- Task prompt -
All entries should be output exactly as they stand.

- - -

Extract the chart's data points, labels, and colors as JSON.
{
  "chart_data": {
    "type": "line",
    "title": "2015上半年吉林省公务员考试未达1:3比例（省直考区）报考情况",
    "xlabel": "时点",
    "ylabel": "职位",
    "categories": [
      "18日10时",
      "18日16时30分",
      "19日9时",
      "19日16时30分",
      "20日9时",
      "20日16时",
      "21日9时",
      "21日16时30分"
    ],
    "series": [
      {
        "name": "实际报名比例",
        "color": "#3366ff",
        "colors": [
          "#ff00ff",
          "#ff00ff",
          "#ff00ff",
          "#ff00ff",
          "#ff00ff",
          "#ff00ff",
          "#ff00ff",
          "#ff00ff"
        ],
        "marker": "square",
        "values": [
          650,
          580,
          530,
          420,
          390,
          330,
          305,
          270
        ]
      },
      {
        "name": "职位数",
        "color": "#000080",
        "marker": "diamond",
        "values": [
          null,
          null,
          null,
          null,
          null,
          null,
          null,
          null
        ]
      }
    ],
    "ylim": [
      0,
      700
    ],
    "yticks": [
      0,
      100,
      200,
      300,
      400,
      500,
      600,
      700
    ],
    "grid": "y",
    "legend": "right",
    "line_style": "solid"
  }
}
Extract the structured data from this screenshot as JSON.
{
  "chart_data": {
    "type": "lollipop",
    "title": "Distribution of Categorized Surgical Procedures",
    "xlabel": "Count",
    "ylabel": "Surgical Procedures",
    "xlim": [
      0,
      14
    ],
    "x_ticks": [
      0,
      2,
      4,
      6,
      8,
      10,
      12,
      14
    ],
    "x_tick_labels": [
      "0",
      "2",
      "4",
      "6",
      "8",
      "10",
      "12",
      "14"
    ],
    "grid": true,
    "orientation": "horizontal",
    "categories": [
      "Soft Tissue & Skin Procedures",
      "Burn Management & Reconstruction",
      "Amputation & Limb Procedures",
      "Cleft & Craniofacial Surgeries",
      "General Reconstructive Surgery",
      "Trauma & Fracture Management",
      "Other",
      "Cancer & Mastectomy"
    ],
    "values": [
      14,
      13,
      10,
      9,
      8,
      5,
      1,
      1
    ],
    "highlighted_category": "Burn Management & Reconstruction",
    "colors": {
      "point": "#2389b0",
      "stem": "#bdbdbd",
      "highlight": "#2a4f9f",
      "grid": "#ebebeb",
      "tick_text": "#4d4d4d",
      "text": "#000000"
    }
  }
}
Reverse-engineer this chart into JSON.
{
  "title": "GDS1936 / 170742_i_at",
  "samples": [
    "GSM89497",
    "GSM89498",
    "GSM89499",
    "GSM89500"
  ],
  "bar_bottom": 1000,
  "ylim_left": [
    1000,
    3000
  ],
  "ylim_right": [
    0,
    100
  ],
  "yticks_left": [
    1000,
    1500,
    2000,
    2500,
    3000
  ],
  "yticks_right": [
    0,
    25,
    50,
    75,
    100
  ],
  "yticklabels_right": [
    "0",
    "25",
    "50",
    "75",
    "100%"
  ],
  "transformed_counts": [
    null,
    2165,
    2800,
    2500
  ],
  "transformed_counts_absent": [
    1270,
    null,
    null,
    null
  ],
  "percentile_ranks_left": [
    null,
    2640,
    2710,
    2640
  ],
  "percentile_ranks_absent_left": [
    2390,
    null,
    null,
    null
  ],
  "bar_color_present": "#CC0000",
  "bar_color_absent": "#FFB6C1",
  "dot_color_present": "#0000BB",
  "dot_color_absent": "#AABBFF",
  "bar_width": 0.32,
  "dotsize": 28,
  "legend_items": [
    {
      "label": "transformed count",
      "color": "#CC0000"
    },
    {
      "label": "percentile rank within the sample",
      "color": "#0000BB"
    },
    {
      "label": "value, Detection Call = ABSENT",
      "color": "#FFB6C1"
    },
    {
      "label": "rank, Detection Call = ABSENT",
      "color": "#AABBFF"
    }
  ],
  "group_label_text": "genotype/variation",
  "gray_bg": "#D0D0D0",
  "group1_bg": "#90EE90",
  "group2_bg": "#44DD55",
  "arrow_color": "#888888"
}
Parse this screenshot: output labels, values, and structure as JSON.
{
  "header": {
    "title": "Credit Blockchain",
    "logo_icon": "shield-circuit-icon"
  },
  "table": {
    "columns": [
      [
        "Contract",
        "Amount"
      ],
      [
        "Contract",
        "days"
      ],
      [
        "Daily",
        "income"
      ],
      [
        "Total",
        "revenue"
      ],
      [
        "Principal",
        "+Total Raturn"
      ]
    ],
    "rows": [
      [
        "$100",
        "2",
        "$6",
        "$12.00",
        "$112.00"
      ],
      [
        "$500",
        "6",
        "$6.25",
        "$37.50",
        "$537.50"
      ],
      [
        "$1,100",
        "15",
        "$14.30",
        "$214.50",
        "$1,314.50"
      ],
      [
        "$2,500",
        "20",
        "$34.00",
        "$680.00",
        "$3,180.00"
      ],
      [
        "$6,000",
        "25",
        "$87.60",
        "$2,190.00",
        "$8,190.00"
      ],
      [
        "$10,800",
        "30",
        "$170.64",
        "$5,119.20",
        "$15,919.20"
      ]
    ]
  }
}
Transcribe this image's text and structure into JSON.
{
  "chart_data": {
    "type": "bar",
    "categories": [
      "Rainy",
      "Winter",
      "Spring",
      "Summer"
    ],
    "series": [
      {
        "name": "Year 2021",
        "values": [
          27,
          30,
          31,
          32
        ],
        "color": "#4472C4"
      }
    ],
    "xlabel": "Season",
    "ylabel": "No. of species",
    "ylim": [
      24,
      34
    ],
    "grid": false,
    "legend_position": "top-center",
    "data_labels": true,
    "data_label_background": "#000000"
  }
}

- - -

- Full output -
Extract the chart's data points, labels, and colors as JSON.
{
  "chart_data": {
    "type": "line",
    "title": "2015上半年吉林省公务员考试未达1:3比例（省直考区）报考情况",
    "xlabel": "时点",
    "ylabel": "职位",
    "categories": [
      "18日10时",
      "18日16时30分",
      "19日9时",
      "19日16时30分",
      "20日9时",
      "20日16时",
      "21日9时",
      "21日16时30分"
    ],
    "series": [
      {
        "name": "实际报名比例",
        "color": "#3366ff",
        "colors": [
          "#ff00ff",
          "#ff00ff",
          "#ff00ff",
          "#ff00ff",
          "#ff00ff",
          "#ff00ff",
          "#ff00ff",
          "#ff00ff"
        ],
        "marker": "square",
        "values": [
          650,
          580,
          530,
          420,
          390,
          330,
          305,
          270
        ]
      },
      {
        "name": "职位数",
        "color": "#000080",
        "marker": "diamond",
        "values": [
          null,
          null,
          null,
          null,
          null,
          null,
          null,
          null
        ]
      }
    ],
    "ylim": [
      0,
      700
    ],
    "yticks": [
      0,
      100,
      200,
      300,
      400,
      500,
      600,
      700
    ],
    "grid": "y",
    "legend": "right",
    "line_style": "solid"
  }
}
Extract the structured data from this screenshot as JSON.
{
  "chart_data": {
    "type": "lollipop",
    "title": "Distribution of Categorized Surgical Procedures",
    "xlabel": "Count",
    "ylabel": "Surgical Procedures",
    "xlim": [
      0,
      14
    ],
    "x_ticks": [
      0,
      2,
      4,
      6,
      8,
      10,
      12,
      14
    ],
    "x_tick_labels": [
      "0",
      "2",
      "4",
      "6",
      "8",
      "10",
      "12",
      "14"
    ],
    "grid": true,
    "orientation": "horizontal",
    "categories": [
      "Soft Tissue & Skin Procedures",
      "Burn Management & Reconstruction",
      "Amputation & Limb Procedures",
      "Cleft & Craniofacial Surgeries",
      "General Reconstructive Surgery",
      "Trauma & Fracture Management",
      "Other",
      "Cancer & Mastectomy"
    ],
    "values": [
      14,
      13,
      10,
      9,
      8,
      5,
      1,
      1
    ],
    "highlighted_category": "Burn Management & Reconstruction",
    "colors": {
      "point": "#2389b0",
      "stem": "#bdbdbd",
      "highlight": "#2a4f9f",
      "grid": "#ebebeb",
      "tick_text": "#4d4d4d",
      "text": "#000000"
    }
  }
}
Reverse-engineer this chart into JSON.
{
  "title": "GDS1936 / 170742_i_at",
  "samples": [
    "GSM89497",
    "GSM89498",
    "GSM89499",
    "GSM89500"
  ],
  "bar_bottom": 1000,
  "ylim_left": [
    1000,
    3000
  ],
  "ylim_right": [
    0,
    100
  ],
  "yticks_left": [
    1000,
    1500,
    2000,
    2500,
    3000
  ],
  "yticks_right": [
    0,
    25,
    50,
    75,
    100
  ],
  "yticklabels_right": [
    "0",
    "25",
    "50",
    "75",
    "100%"
  ],
  "transformed_counts": [
    null,
    2165,
    2800,
    2500
  ],
  "transformed_counts_absent": [
    1270,
    null,
    null,
    null
  ],
  "percentile_ranks_left": [
    null,
    2640,
    2710,
    2640
  ],
  "percentile_ranks_absent_left": [
    2390,
    null,
    null,
    null
  ],
  "bar_color_present": "#CC0000",
  "bar_color_absent": "#FFB6C1",
  "dot_color_present": "#0000BB",
  "dot_color_absent": "#AABBFF",
  "bar_width": 0.32,
  "dotsize": 28,
  "legend_items": [
    {
      "label": "transformed count",
      "color": "#CC0000"
    },
    {
      "label": "percentile rank within the sample",
      "color": "#0000BB"
    },
    {
      "label": "value, Detection Call = ABSENT",
      "color": "#FFB6C1"
    },
    {
      "label": "rank, Detection Call = ABSENT",
      "color": "#AABBFF"
    }
  ],
  "group_label_text": "genotype/variation",
  "gray_bg": "#D0D0D0",
  "group1_bg": "#90EE90",
  "group2_bg": "#44DD55",
  "arrow_color": "#888888"
}
Parse this screenshot: output labels, values, and structure as JSON.
{
  "header": {
    "title": "Credit Blockchain",
    "logo_icon": "shield-circuit-icon"
  },
  "table": {
    "columns": [
      [
        "Contract",
        "Amount"
      ],
      [
        "Contract",
        "days"
      ],
      [
        "Daily",
        "income"
      ],
      [
        "Total",
        "revenue"
      ],
      [
        "Principal",
        "+Total Raturn"
      ]
    ],
    "rows": [
      [
        "$100",
        "2",
        "$6",
        "$12.00",
        "$112.00"
      ],
      [
        "$500",
        "6",
        "$6.25",
        "$37.50",
        "$537.50"
      ],
      [
        "$1,100",
        "15",
        "$14.30",
        "$214.50",
        "$1,314.50"
      ],
      [
        "$2,500",
        "20",
        "$34.00",
        "$680.00",
        "$3,180.00"
      ],
      [
        "$6,000",
        "25",
        "$87.60",
        "$2,190.00",
        "$8,190.00"
      ],
      [
        "$10,800",
        "30",
        "$170.64",
        "$5,119.20",
        "$15,919.20"
      ]
    ]
  }
}
Transcribe this image's text and structure into JSON.
{
  "chart_data": {
    "type": "bar",
    "categories": [
      "Rainy",
      "Winter",
      "Spring",
      "Summer"
    ],
    "series": [
      {
        "name": "Year 2021",
        "values": [
          27,
          30,
          31,
          32
        ],
        "color": "#4472C4"
      }
    ],
    "xlabel": "Season",
    "ylabel": "No. of species",
    "ylim": [
      24,
      34
    ],
    "grid": false,
    "legend_position": "top-center",
    "data_labels": true,
    "data_label_background": "#000000"
  }
}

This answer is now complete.